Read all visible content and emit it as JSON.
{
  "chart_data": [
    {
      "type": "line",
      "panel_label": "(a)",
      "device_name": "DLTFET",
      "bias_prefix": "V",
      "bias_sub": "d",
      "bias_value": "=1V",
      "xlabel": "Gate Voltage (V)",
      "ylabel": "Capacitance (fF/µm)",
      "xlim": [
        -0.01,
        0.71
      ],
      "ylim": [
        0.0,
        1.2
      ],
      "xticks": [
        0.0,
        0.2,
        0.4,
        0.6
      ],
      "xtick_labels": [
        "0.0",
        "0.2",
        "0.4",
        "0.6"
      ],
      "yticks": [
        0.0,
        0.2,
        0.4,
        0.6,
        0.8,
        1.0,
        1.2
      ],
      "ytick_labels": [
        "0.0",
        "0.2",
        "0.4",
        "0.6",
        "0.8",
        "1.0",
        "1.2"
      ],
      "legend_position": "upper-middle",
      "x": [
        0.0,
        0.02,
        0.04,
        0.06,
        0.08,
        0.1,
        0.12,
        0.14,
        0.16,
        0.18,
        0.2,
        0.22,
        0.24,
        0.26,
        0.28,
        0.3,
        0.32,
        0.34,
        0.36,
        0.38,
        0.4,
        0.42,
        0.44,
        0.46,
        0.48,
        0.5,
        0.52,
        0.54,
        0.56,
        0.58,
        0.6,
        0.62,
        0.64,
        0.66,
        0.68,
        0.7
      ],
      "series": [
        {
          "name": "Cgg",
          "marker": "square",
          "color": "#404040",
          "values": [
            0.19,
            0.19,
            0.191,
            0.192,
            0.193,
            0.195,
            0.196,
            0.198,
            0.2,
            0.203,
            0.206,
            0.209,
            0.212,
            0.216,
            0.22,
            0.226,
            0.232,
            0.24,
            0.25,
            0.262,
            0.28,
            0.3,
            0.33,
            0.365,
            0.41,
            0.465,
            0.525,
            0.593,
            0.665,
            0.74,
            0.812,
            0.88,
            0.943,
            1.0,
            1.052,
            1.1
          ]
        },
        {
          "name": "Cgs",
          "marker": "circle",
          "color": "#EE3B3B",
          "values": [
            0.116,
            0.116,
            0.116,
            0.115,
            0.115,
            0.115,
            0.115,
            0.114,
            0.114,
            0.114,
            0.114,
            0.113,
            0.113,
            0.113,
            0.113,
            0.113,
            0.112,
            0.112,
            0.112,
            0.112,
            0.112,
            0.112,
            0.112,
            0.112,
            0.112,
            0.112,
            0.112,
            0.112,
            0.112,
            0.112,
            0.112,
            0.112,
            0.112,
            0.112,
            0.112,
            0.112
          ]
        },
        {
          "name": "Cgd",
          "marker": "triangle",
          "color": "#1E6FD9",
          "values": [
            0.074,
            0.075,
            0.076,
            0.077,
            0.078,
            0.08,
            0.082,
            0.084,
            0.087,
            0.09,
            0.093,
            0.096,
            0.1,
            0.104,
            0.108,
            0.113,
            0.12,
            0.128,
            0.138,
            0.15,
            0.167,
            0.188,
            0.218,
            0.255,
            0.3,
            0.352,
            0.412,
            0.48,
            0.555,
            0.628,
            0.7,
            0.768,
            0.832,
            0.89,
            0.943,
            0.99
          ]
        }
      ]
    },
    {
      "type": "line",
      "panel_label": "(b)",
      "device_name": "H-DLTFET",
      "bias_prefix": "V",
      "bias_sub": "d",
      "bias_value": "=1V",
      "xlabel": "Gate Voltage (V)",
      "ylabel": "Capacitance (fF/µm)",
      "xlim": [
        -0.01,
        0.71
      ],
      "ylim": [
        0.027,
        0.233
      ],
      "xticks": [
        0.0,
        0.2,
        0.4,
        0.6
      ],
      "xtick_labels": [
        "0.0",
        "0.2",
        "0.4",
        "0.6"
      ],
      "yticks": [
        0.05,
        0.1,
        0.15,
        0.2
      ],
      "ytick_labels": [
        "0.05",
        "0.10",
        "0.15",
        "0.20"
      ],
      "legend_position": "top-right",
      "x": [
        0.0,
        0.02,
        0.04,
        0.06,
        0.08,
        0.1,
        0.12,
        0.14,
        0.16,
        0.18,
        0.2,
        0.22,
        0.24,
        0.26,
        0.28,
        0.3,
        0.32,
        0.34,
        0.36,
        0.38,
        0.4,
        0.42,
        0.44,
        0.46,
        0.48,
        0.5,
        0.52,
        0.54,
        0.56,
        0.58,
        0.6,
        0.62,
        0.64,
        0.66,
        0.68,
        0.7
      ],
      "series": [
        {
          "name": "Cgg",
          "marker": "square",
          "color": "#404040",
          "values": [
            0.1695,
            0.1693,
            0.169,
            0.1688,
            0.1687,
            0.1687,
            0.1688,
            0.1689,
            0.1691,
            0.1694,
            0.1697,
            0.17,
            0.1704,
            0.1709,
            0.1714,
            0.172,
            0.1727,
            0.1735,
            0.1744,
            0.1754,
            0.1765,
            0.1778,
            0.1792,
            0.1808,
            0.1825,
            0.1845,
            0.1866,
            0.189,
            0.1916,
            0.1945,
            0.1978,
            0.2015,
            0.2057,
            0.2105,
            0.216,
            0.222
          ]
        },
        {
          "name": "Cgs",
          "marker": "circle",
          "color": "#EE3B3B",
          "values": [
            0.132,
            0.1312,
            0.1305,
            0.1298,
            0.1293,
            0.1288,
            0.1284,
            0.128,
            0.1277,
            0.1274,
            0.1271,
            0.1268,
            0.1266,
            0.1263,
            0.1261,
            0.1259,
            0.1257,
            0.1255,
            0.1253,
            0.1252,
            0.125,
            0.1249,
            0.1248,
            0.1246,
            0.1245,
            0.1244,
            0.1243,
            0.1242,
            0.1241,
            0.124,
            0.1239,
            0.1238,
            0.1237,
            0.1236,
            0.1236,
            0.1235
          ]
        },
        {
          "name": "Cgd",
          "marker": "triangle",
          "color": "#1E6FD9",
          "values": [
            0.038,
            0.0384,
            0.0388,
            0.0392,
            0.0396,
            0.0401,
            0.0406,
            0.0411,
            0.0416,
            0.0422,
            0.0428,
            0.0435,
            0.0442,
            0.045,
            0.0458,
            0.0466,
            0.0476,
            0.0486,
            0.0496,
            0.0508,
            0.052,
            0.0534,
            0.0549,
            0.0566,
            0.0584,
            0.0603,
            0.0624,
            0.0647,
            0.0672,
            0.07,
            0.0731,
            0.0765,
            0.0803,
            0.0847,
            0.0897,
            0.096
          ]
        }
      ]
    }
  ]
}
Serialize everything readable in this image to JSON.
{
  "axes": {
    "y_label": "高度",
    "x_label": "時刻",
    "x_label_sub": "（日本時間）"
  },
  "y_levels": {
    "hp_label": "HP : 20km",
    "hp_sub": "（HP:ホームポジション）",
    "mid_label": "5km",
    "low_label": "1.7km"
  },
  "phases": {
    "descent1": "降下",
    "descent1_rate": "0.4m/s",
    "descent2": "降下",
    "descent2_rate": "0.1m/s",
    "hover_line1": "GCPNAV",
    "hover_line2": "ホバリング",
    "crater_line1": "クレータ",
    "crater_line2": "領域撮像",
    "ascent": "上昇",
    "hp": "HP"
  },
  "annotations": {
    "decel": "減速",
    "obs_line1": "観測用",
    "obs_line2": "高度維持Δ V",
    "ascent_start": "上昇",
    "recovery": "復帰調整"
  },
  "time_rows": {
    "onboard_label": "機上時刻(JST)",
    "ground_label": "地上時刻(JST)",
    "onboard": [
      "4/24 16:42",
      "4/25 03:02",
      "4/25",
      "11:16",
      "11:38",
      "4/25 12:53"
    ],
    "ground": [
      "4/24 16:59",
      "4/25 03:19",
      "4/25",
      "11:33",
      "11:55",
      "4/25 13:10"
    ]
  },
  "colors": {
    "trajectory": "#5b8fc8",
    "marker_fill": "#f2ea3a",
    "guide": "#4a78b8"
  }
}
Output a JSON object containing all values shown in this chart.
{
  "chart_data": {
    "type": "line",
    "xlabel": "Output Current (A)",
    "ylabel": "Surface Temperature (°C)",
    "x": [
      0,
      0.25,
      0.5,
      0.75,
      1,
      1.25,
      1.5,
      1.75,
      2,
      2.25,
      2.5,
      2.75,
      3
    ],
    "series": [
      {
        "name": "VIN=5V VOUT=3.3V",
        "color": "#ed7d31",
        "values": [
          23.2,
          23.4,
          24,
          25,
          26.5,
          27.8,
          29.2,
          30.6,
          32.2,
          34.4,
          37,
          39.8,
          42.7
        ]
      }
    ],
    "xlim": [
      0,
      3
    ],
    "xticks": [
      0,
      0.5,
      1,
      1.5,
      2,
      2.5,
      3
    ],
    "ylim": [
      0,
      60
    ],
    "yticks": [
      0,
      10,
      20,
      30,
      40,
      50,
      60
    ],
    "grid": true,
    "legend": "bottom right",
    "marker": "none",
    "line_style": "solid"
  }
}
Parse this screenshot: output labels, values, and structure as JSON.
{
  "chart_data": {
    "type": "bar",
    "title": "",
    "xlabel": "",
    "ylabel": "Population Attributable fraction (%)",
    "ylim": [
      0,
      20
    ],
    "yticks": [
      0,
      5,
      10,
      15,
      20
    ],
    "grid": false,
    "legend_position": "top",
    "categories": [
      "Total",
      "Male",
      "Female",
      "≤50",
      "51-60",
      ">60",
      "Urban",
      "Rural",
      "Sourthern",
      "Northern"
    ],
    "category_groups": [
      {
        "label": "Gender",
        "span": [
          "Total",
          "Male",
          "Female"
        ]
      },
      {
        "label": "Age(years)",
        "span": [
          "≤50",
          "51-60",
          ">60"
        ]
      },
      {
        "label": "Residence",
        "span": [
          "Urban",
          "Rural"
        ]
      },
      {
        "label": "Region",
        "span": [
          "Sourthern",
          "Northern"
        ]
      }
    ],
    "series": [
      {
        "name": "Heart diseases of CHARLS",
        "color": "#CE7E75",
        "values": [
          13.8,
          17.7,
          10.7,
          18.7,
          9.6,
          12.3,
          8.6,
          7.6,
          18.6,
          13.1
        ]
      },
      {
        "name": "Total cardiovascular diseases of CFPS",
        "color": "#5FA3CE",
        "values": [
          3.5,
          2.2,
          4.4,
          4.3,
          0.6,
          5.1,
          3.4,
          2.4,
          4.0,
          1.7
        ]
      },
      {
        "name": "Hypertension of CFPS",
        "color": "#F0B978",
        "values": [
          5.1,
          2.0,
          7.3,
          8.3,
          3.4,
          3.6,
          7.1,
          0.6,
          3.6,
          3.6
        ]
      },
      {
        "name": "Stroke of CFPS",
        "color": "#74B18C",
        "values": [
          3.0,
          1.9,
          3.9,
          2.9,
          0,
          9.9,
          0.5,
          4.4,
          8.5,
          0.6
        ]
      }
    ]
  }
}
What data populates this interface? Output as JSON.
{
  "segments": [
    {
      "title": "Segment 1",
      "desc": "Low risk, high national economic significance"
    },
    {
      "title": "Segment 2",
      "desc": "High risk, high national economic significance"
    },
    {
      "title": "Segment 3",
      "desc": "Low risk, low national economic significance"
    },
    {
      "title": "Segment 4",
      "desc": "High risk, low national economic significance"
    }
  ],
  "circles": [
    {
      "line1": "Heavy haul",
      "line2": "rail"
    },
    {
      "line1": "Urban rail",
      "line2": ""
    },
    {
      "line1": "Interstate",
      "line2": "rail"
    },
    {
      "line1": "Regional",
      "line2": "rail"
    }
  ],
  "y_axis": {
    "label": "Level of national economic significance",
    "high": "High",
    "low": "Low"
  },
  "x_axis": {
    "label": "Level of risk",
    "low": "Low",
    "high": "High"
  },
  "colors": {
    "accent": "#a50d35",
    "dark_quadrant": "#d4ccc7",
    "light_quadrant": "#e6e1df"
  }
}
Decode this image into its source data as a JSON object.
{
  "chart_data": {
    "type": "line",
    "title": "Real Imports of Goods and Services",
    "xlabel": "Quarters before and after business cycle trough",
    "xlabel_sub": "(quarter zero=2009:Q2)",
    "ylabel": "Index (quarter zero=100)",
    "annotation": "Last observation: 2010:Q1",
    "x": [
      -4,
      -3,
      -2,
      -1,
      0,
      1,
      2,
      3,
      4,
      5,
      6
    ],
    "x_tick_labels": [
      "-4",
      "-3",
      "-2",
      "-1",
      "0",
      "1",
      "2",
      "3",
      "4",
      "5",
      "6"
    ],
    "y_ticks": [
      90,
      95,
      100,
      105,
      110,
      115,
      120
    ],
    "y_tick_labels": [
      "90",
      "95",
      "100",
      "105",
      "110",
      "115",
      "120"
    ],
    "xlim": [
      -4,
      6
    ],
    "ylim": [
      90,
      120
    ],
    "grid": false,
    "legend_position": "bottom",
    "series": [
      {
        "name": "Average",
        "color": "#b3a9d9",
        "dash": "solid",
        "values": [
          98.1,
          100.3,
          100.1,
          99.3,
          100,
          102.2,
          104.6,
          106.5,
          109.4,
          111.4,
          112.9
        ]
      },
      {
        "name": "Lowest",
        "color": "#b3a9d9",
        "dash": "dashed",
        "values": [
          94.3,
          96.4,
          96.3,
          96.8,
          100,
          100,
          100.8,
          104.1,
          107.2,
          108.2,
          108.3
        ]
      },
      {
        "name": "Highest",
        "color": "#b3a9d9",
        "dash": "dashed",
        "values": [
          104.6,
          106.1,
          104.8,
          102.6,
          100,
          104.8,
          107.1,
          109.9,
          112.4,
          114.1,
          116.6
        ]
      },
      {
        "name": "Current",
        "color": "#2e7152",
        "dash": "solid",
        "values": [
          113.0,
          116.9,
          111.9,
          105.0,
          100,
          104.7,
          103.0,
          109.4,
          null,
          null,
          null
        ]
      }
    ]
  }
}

----------

_Written instruction_:
Pull every line holding "this" out of the records.

_The answer_:
Serialize everything readable in this image to JSON.
Output a JSON object containing all values shown in this chart.
Parse this screenshot: output labels, values, and structure as JSON.
What data populates this interface? Output as JSON.
Decode this image into its source data as a JSON object.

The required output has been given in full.